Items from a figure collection
## START
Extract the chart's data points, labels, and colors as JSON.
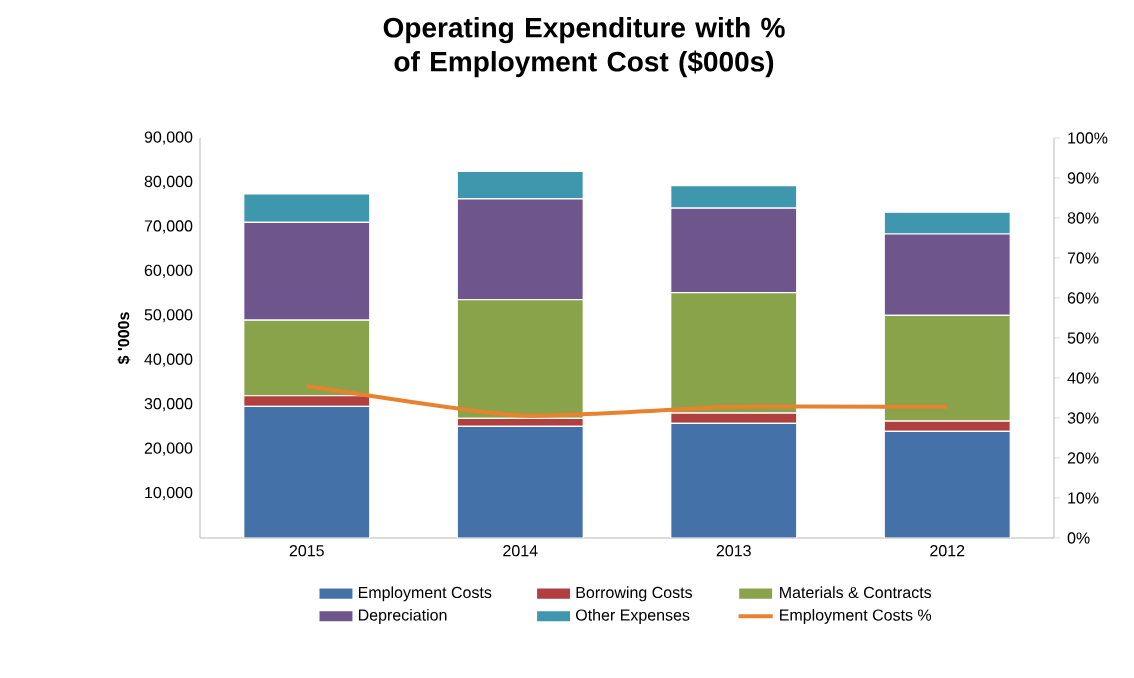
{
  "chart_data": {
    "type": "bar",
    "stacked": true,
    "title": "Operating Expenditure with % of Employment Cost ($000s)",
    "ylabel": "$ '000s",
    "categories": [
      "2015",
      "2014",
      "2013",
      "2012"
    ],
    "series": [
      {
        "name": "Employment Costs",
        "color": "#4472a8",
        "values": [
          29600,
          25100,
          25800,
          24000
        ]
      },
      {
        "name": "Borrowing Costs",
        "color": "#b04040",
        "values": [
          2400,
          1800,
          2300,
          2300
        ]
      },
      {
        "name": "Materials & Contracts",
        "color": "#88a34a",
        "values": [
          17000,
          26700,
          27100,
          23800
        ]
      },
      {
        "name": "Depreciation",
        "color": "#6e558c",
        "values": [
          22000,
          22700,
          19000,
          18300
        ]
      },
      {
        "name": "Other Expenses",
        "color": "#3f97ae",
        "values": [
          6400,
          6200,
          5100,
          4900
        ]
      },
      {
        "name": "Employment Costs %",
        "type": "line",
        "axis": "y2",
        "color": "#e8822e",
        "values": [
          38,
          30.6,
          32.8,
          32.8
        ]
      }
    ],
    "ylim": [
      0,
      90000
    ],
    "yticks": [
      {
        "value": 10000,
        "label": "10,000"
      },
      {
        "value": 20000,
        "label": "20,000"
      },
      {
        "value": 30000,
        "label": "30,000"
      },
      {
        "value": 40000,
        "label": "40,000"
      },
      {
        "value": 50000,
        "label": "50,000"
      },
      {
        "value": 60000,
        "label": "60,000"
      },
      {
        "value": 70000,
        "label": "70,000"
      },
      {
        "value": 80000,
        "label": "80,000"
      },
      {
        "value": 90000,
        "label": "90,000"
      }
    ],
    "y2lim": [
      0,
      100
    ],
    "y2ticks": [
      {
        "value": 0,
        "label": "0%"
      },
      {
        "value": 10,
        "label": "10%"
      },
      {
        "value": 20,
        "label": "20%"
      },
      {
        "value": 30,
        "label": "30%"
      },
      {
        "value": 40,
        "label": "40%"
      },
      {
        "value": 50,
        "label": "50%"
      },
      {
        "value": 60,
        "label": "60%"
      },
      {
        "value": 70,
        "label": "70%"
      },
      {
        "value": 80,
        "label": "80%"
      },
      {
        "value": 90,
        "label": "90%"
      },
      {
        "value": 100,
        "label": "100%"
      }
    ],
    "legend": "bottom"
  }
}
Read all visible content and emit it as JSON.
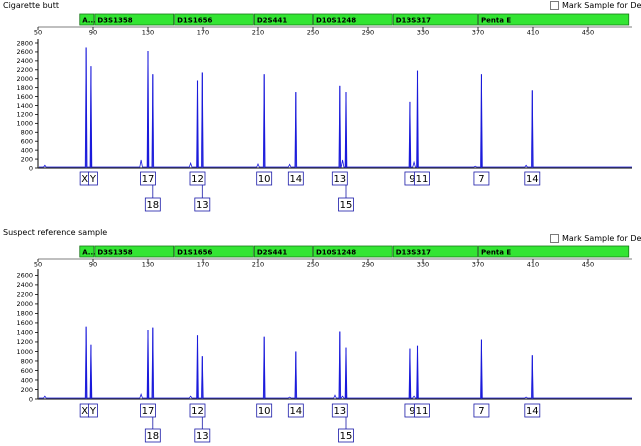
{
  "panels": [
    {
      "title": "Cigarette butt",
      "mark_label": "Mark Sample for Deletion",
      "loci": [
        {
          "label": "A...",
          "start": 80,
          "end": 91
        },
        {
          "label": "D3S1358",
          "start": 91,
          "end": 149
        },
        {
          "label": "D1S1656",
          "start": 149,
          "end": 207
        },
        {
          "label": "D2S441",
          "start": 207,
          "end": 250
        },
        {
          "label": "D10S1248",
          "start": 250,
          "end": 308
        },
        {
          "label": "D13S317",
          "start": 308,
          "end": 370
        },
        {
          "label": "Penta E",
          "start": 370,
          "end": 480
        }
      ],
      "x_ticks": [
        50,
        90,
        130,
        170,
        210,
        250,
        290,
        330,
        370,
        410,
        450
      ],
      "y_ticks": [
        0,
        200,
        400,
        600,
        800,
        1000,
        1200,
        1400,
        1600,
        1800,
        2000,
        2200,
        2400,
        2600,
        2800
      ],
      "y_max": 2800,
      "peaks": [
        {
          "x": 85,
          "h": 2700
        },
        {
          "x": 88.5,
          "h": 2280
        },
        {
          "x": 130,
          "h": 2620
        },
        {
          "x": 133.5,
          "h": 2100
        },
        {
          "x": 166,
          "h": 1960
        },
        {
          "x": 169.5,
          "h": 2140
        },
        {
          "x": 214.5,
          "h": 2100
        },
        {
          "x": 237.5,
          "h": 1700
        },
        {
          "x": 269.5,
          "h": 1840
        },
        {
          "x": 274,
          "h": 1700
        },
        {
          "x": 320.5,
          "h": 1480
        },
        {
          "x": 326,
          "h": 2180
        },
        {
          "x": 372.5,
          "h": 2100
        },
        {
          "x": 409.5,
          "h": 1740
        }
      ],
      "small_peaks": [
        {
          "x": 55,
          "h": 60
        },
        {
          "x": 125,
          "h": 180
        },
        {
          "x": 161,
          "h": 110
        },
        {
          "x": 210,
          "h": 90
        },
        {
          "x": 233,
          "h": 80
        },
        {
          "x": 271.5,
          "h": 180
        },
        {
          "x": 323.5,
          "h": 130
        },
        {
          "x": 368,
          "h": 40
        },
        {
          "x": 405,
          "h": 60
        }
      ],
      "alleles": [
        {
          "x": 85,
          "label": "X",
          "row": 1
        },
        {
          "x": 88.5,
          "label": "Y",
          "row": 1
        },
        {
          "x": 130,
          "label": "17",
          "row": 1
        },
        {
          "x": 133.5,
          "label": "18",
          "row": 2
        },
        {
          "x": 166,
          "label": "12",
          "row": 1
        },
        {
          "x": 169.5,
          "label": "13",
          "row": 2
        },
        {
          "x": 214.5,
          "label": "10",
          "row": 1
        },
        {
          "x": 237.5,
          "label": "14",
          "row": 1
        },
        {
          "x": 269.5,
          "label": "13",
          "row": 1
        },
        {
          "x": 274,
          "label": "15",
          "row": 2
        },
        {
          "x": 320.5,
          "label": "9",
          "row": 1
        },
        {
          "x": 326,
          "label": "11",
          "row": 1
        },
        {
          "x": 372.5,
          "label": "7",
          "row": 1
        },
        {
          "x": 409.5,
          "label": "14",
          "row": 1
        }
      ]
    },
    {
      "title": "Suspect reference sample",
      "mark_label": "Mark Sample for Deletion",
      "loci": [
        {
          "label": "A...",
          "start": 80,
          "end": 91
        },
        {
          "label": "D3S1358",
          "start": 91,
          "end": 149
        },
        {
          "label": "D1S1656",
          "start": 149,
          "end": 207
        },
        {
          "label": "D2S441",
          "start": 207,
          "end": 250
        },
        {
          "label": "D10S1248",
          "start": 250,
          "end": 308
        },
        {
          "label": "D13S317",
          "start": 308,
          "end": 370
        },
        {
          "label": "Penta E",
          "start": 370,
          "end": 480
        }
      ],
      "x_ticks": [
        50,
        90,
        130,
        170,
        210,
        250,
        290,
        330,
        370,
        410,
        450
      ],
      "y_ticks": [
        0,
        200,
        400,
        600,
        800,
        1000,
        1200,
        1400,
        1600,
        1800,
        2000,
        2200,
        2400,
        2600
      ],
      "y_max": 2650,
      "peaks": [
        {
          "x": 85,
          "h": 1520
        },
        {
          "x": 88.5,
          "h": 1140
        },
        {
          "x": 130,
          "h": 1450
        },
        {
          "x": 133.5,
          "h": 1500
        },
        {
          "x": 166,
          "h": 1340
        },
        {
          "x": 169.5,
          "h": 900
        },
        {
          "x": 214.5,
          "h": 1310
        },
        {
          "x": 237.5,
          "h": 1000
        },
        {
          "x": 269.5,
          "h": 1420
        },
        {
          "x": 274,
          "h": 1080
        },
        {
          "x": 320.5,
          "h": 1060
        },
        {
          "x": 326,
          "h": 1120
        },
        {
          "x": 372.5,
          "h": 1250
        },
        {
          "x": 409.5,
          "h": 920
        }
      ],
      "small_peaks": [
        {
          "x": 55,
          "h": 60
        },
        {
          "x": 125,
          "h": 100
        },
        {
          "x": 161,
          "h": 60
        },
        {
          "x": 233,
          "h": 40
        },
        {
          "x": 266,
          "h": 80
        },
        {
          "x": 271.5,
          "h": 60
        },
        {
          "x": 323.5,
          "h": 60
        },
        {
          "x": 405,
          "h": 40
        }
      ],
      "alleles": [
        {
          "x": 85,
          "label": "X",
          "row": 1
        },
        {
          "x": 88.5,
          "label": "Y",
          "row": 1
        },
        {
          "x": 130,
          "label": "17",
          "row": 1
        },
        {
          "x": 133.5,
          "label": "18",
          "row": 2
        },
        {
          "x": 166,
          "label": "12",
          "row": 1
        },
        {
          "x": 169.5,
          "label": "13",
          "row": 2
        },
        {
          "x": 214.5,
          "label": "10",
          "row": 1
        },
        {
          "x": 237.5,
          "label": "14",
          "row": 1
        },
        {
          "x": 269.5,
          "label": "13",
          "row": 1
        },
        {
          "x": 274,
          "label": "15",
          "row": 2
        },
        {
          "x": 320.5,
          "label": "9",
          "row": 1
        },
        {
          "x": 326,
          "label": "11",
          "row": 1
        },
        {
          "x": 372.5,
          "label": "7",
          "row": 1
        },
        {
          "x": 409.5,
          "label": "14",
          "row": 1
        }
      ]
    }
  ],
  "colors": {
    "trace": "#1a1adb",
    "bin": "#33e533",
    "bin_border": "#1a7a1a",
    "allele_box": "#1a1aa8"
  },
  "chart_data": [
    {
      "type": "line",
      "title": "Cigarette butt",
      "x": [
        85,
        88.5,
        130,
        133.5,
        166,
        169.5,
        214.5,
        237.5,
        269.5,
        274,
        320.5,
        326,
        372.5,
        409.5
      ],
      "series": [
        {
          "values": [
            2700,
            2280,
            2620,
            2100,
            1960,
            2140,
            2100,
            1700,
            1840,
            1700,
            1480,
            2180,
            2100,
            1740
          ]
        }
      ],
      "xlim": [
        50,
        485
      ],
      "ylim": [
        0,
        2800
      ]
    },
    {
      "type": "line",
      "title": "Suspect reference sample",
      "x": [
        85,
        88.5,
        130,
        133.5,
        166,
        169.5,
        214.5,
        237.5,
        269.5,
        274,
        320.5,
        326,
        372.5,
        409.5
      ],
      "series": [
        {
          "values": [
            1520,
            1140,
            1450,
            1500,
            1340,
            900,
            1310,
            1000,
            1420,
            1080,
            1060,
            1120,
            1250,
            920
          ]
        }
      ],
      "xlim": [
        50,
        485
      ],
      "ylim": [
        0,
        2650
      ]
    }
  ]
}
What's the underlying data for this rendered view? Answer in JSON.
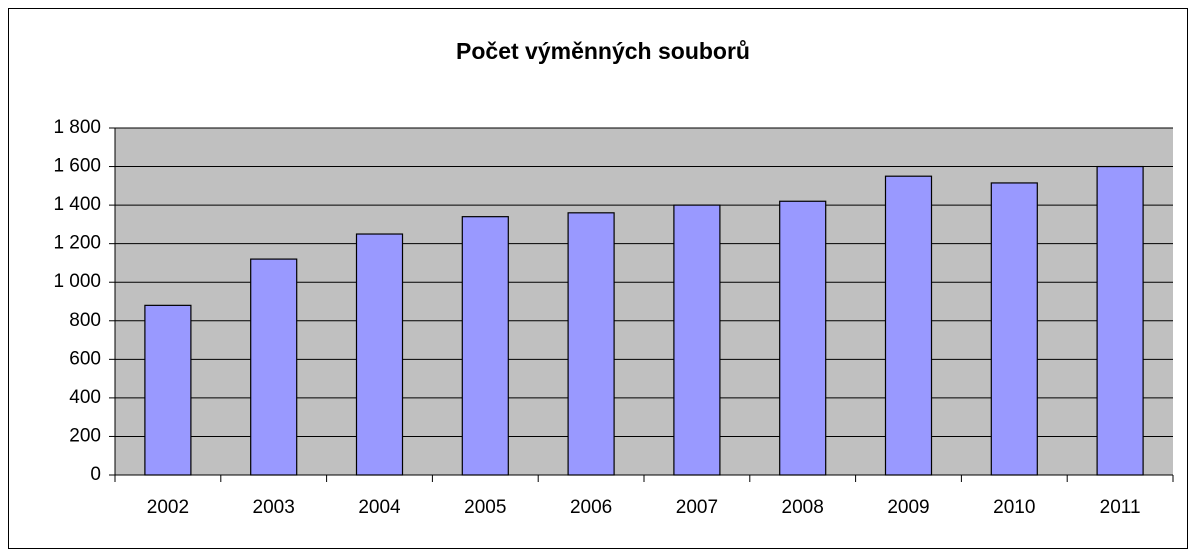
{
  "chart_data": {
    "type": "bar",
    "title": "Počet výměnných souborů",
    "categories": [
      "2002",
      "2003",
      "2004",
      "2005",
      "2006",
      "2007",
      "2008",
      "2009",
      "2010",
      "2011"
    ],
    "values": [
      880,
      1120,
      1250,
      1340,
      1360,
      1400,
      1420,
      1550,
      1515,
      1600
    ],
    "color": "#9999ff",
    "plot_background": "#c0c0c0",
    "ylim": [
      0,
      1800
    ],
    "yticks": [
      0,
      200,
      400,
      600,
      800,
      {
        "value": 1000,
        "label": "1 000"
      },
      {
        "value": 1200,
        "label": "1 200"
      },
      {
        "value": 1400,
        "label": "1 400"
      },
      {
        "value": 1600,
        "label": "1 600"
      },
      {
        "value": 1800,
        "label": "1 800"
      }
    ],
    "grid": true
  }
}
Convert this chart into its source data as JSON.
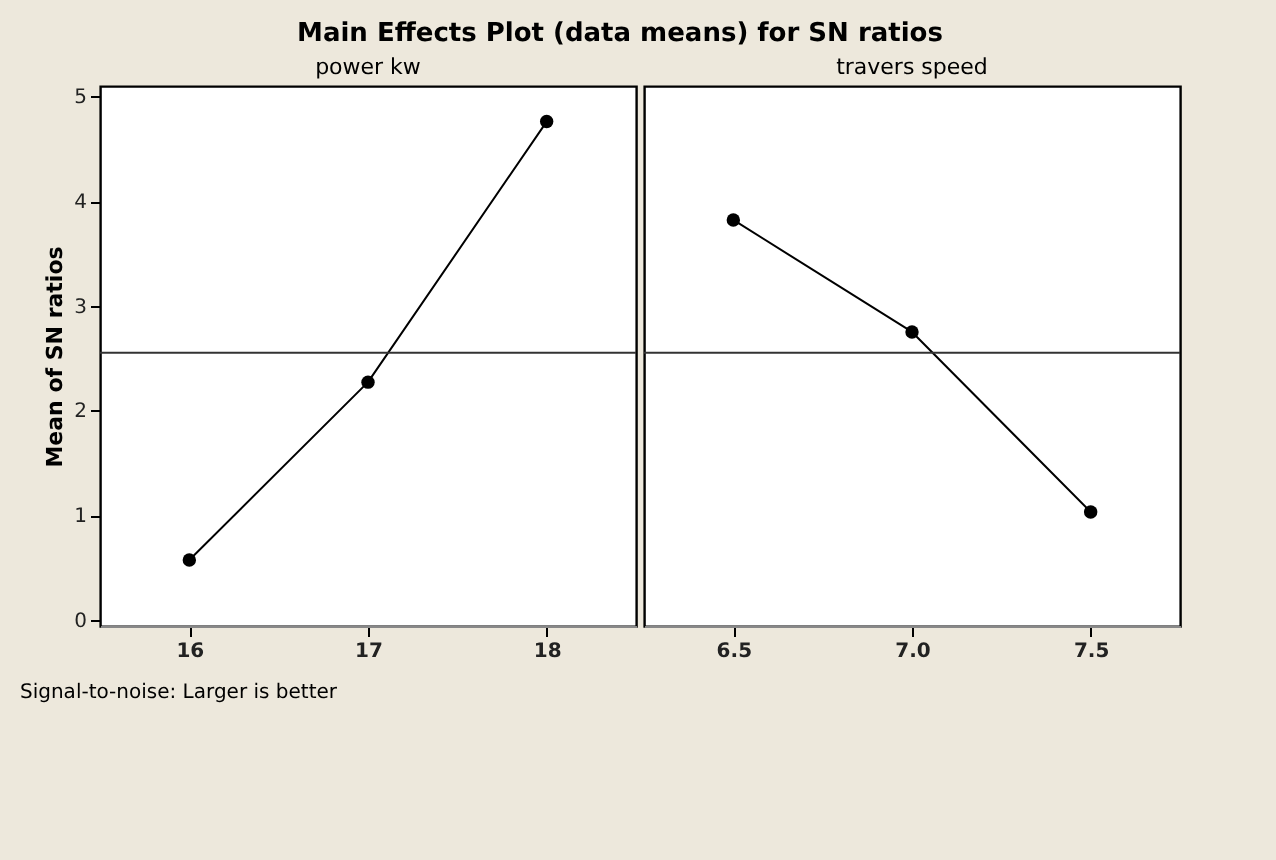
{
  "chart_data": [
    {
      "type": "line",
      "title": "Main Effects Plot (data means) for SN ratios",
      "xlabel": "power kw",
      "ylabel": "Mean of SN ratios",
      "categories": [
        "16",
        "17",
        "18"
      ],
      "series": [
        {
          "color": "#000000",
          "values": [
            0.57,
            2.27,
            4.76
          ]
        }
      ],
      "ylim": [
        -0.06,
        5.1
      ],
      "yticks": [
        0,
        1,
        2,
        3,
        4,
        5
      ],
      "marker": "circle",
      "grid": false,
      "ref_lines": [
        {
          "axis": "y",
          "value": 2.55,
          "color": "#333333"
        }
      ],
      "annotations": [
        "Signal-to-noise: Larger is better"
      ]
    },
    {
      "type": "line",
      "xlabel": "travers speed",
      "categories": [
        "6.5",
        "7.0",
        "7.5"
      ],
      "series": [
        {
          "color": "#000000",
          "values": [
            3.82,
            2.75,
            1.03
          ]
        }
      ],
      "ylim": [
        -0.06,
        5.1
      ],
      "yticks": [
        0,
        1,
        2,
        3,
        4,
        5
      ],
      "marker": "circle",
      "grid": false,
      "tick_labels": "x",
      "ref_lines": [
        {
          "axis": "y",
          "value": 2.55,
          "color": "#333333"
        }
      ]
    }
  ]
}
## END
Task >> Search the entries for the word "Costs", then list each line that holds it.

Reply to the task >>
        "name": "Employment Costs",
        "name": "Borrowing Costs",
        "name": "Employment Costs %",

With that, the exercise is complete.